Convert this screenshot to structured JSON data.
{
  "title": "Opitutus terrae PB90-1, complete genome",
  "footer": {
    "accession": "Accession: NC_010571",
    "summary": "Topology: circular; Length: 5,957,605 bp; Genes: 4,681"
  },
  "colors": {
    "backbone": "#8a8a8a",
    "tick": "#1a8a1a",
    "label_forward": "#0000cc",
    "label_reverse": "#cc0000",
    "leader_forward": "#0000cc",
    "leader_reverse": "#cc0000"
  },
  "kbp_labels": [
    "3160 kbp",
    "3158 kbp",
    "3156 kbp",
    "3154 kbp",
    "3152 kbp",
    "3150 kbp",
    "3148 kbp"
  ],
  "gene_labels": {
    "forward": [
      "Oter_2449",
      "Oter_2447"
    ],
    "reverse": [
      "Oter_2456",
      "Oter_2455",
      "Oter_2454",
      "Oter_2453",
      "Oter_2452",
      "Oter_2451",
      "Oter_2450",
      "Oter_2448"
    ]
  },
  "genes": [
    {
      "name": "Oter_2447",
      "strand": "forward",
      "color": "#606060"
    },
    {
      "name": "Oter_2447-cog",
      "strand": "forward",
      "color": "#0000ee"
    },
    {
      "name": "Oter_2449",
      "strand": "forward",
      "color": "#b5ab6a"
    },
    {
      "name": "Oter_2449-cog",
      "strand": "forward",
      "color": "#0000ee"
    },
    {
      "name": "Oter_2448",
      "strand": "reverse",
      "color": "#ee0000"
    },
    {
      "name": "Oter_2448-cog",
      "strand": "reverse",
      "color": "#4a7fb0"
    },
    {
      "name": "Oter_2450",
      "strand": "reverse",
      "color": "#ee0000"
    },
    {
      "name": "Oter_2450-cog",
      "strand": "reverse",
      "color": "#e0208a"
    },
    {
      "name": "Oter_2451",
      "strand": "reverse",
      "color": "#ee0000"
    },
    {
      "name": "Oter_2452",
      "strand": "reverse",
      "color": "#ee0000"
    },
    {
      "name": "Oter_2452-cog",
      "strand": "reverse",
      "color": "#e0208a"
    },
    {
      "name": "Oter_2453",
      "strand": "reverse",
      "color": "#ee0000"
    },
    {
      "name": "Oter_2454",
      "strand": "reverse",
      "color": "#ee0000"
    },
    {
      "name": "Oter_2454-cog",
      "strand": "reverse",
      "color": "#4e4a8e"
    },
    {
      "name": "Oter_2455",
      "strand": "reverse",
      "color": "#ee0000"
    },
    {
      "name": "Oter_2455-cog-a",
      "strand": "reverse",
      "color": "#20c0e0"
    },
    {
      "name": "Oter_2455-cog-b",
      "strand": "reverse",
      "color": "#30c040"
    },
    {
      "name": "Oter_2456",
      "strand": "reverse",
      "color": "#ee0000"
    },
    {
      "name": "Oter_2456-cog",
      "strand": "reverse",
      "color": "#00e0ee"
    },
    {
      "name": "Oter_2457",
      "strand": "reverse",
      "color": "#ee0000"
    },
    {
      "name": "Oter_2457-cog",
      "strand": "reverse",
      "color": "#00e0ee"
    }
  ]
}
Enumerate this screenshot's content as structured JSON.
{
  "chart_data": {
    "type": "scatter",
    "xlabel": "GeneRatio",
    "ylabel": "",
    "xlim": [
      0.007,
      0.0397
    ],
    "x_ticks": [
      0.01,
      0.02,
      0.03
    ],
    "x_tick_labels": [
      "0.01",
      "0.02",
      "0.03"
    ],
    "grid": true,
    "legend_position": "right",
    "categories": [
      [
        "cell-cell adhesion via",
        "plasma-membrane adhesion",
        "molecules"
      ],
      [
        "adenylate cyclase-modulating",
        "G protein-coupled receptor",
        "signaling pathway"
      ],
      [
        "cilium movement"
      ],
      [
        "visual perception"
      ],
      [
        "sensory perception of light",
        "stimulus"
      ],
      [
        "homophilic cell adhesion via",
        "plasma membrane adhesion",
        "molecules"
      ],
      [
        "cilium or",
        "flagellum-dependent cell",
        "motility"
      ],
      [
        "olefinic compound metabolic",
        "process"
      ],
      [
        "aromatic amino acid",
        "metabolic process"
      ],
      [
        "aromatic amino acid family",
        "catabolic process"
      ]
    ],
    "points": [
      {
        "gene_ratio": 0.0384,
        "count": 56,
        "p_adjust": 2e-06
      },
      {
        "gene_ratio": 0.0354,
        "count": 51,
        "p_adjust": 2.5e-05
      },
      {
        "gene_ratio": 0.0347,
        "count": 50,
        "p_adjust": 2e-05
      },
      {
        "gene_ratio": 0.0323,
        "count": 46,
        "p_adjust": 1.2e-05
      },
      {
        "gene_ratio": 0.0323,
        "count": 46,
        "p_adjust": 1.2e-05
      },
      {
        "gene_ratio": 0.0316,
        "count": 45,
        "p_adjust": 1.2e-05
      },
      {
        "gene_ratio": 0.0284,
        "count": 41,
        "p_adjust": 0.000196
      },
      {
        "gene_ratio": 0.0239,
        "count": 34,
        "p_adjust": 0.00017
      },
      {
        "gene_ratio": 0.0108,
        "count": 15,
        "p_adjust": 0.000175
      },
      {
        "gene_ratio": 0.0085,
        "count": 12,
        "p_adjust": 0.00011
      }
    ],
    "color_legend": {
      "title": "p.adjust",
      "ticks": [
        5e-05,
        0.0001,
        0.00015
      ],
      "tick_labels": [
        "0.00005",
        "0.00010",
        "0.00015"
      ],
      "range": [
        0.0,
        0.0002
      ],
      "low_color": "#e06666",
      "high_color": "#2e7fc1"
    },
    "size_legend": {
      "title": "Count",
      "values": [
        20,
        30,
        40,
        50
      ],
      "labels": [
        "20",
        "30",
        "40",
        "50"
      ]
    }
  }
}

▶ **What you need to do**
Word for word, restate all of the entries.

▶ **Solved exercise**
Convert this screenshot to structured JSON data.
{
  "title": "Opitutus terrae PB90-1, complete genome",
  "footer": {
    "accession": "Accession: NC_010571",
    "summary": "Topology: circular; Length: 5,957,605 bp; Genes: 4,681"
  },
  "colors": {
    "backbone": "#8a8a8a",
    "tick": "#1a8a1a",
    "label_forward": "#0000cc",
    "label_reverse": "#cc0000",
    "leader_forward": "#0000cc",
    "leader_reverse": "#cc0000"
  },
  "kbp_labels": [
    "3160 kbp",
    "3158 kbp",
    "3156 kbp",
    "3154 kbp",
    "3152 kbp",
    "3150 kbp",
    "3148 kbp"
  ],
  "gene_labels": {
    "forward": [
      "Oter_2449",
      "Oter_2447"
    ],
    "reverse": [
      "Oter_2456",
      "Oter_2455",
      "Oter_2454",
      "Oter_2453",
      "Oter_2452",
      "Oter_2451",
      "Oter_2450",
      "Oter_2448"
    ]
  },
  "genes": [
    {
      "name": "Oter_2447",
      "strand": "forward",
      "color": "#606060"
    },
    {
      "name": "Oter_2447-cog",
      "strand": "forward",
      "color": "#0000ee"
    },
    {
      "name": "Oter_2449",
      "strand": "forward",
      "color": "#b5ab6a"
    },
    {
      "name": "Oter_2449-cog",
      "strand": "forward",
      "color": "#0000ee"
    },
    {
      "name": "Oter_2448",
      "strand": "reverse",
      "color": "#ee0000"
    },
    {
      "name": "Oter_2448-cog",
      "strand": "reverse",
      "color": "#4a7fb0"
    },
    {
      "name": "Oter_2450",
      "strand": "reverse",
      "color": "#ee0000"
    },
    {
      "name": "Oter_2450-cog",
      "strand": "reverse",
      "color": "#e0208a"
    },
    {
      "name": "Oter_2451",
      "strand": "reverse",
      "color": "#ee0000"
    },
    {
      "name": "Oter_2452",
      "strand": "reverse",
      "color": "#ee0000"
    },
    {
      "name": "Oter_2452-cog",
      "strand": "reverse",
      "color": "#e0208a"
    },
    {
      "name": "Oter_2453",
      "strand": "reverse",
      "color": "#ee0000"
    },
    {
      "name": "Oter_2454",
      "strand": "reverse",
      "color": "#ee0000"
    },
    {
      "name": "Oter_2454-cog",
      "strand": "reverse",
      "color": "#4e4a8e"
    },
    {
      "name": "Oter_2455",
      "strand": "reverse",
      "color": "#ee0000"
    },
    {
      "name": "Oter_2455-cog-a",
      "strand": "reverse",
      "color": "#20c0e0"
    },
    {
      "name": "Oter_2455-cog-b",
      "strand": "reverse",
      "color": "#30c040"
    },
    {
      "name": "Oter_2456",
      "strand": "reverse",
      "color": "#ee0000"
    },
    {
      "name": "Oter_2456-cog",
      "strand": "reverse",
      "color": "#00e0ee"
    },
    {
      "name": "Oter_2457",
      "strand": "reverse",
      "color": "#ee0000"
    },
    {
      "name": "Oter_2457-cog",
      "strand": "reverse",
      "color": "#00e0ee"
    }
  ]
}
Enumerate this screenshot's content as structured JSON.
{
  "chart_data": {
    "type": "scatter",
    "xlabel": "GeneRatio",
    "ylabel": "",
    "xlim": [
      0.007,
      0.0397
    ],
    "x_ticks": [
      0.01,
      0.02,
      0.03
    ],
    "x_tick_labels": [
      "0.01",
      "0.02",
      "0.03"
    ],
    "grid": true,
    "legend_position": "right",
    "categories": [
      [
        "cell-cell adhesion via",
        "plasma-membrane adhesion",
        "molecules"
      ],
      [
        "adenylate cyclase-modulating",
        "G protein-coupled receptor",
        "signaling pathway"
      ],
      [
        "cilium movement"
      ],
      [
        "visual perception"
      ],
      [
        "sensory perception of light",
        "stimulus"
      ],
      [
        "homophilic cell adhesion via",
        "plasma membrane adhesion",
        "molecules"
      ],
      [
        "cilium or",
        "flagellum-dependent cell",
        "motility"
      ],
      [
        "olefinic compound metabolic",
        "process"
      ],
      [
        "aromatic amino acid",
        "metabolic process"
      ],
      [
        "aromatic amino acid family",
        "catabolic process"
      ]
    ],
    "points": [
      {
        "gene_ratio": 0.0384,
        "count": 56,
        "p_adjust": 2e-06
      },
      {
        "gene_ratio": 0.0354,
        "count": 51,
        "p_adjust": 2.5e-05
      },
      {
        "gene_ratio": 0.0347,
        "count": 50,
        "p_adjust": 2e-05
      },
      {
        "gene_ratio": 0.0323,
        "count": 46,
        "p_adjust": 1.2e-05
      },
      {
        "gene_ratio": 0.0323,
        "count": 46,
        "p_adjust": 1.2e-05
      },
      {
        "gene_ratio": 0.0316,
        "count": 45,
        "p_adjust": 1.2e-05
      },
      {
        "gene_ratio": 0.0284,
        "count": 41,
        "p_adjust": 0.000196
      },
      {
        "gene_ratio": 0.0239,
        "count": 34,
        "p_adjust": 0.00017
      },
      {
        "gene_ratio": 0.0108,
        "count": 15,
        "p_adjust": 0.000175
      },
      {
        "gene_ratio": 0.0085,
        "count": 12,
        "p_adjust": 0.00011
      }
    ],
    "color_legend": {
      "title": "p.adjust",
      "ticks": [
        5e-05,
        0.0001,
        0.00015
      ],
      "tick_labels": [
        "0.00005",
        "0.00010",
        "0.00015"
      ],
      "range": [
        0.0,
        0.0002
      ],
      "low_color": "#e06666",
      "high_color": "#2e7fc1"
    },
    "size_legend": {
      "title": "Count",
      "values": [
        20,
        30,
        40,
        50
      ],
      "labels": [
        "20",
        "30",
        "40",
        "50"
      ]
    }
  }
}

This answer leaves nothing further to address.